— Begin Extracted information —

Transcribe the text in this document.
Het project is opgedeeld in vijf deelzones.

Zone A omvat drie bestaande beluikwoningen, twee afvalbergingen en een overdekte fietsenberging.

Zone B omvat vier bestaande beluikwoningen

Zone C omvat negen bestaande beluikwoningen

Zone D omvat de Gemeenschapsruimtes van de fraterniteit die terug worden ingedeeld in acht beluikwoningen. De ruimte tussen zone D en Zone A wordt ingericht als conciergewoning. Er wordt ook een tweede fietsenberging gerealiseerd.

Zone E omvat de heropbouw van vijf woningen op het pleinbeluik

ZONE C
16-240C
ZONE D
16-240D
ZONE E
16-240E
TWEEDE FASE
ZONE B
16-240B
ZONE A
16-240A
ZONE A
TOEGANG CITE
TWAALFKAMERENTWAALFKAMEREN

— End Extracted information —

> **Work to be completed**
All of the data needs to be reproduced exactly, with no line missing.

> **Written solution**
Transcribe the text in this document.
Het project is opgedeeld in vijf deelzones.

Zone A omvat drie bestaande beluikwoningen, twee afvalbergingen en een overdekte fietsenberging.

Zone B omvat vier bestaande beluikwoningen

Zone C omvat negen bestaande beluikwoningen

Zone D omvat de Gemeenschapsruimtes van de fraterniteit die terug worden ingedeeld in acht beluikwoningen. De ruimte tussen zone D en Zone A wordt ingericht als conciergewoning. Er wordt ook een tweede fietsenberging gerealiseerd.

Zone E omvat de heropbouw van vijf woningen op het pleinbeluik

ZONE C
16-240C
ZONE D
16-240D
ZONE E
16-240E
TWEEDE FASE
ZONE B
16-240B
ZONE A
16-240A
ZONE A
TOEGANG CITE
TWAALFKAMERENTWAALFKAMEREN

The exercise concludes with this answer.